# Aim
Look through the data below. Collect every line where the word "name" occurs.

# Task input
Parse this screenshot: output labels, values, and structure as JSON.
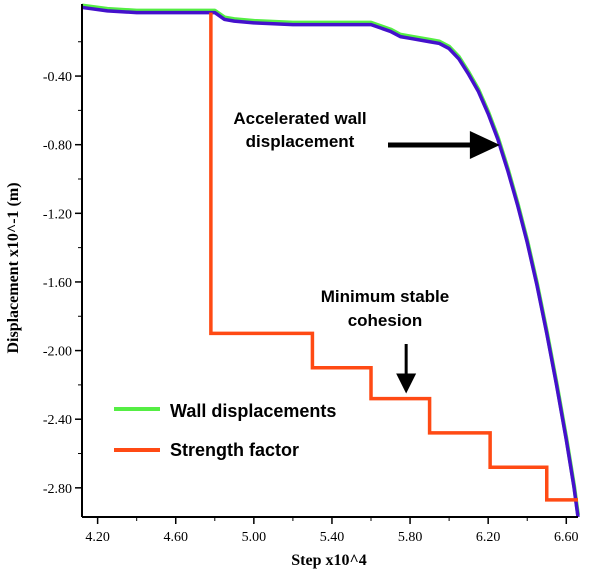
{
  "chart_data": {
    "type": "line",
    "title": "",
    "xlabel": "Step x10^4",
    "ylabel": "Displacement x10^-1 (m)",
    "xlim": [
      4.12,
      6.66
    ],
    "ylim": [
      -2.97,
      0.02
    ],
    "xticks": [
      "4.20",
      "4.60",
      "5.00",
      "5.40",
      "5.80",
      "6.20",
      "6.60"
    ],
    "yticks": [
      "-0.40",
      "-0.80",
      "-1.20",
      "-1.60",
      "-2.00",
      "-2.40",
      "-2.80"
    ],
    "legend": {
      "position": "bottom-left"
    },
    "colors": {
      "wall_green": "#55ee44",
      "wall_blue": "#4411cc",
      "strength": "#ff4a14",
      "axis": "#000000"
    },
    "series": [
      {
        "name": "Wall displacements",
        "x": [
          4.12,
          4.25,
          4.4,
          4.6,
          4.8,
          4.85,
          4.9,
          5.0,
          5.2,
          5.4,
          5.6,
          5.7,
          5.75,
          5.8,
          5.9,
          5.95,
          6.0,
          6.05,
          6.1,
          6.15,
          6.2,
          6.25,
          6.3,
          6.35,
          6.4,
          6.45,
          6.5,
          6.55,
          6.6,
          6.64,
          6.66
        ],
        "y": [
          0.0,
          -0.02,
          -0.03,
          -0.03,
          -0.03,
          -0.07,
          -0.08,
          -0.09,
          -0.1,
          -0.1,
          -0.1,
          -0.14,
          -0.17,
          -0.18,
          -0.2,
          -0.21,
          -0.24,
          -0.3,
          -0.39,
          -0.49,
          -0.62,
          -0.77,
          -0.95,
          -1.15,
          -1.37,
          -1.62,
          -1.9,
          -2.2,
          -2.52,
          -2.8,
          -2.97
        ]
      },
      {
        "name": "Strength factor",
        "x": [
          4.78,
          4.78,
          5.3,
          5.3,
          5.6,
          5.6,
          5.9,
          5.9,
          6.21,
          6.21,
          6.5,
          6.5,
          6.66
        ],
        "y": [
          -0.03,
          -1.9,
          -1.9,
          -2.1,
          -2.1,
          -2.28,
          -2.28,
          -2.48,
          -2.48,
          -2.68,
          -2.68,
          -2.87,
          -2.87
        ]
      }
    ],
    "annotations": [
      {
        "lines": [
          "Accelerated wall",
          "displacement"
        ],
        "arrow_to": {
          "x": 6.26,
          "y": -0.79
        }
      },
      {
        "lines": [
          "Minimum stable",
          "cohesion"
        ],
        "arrow_to": {
          "x": 5.78,
          "y": -2.25
        }
      }
    ]
  }
}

# Task output
        "name": "Wall displacements",
        "name": "Strength factor",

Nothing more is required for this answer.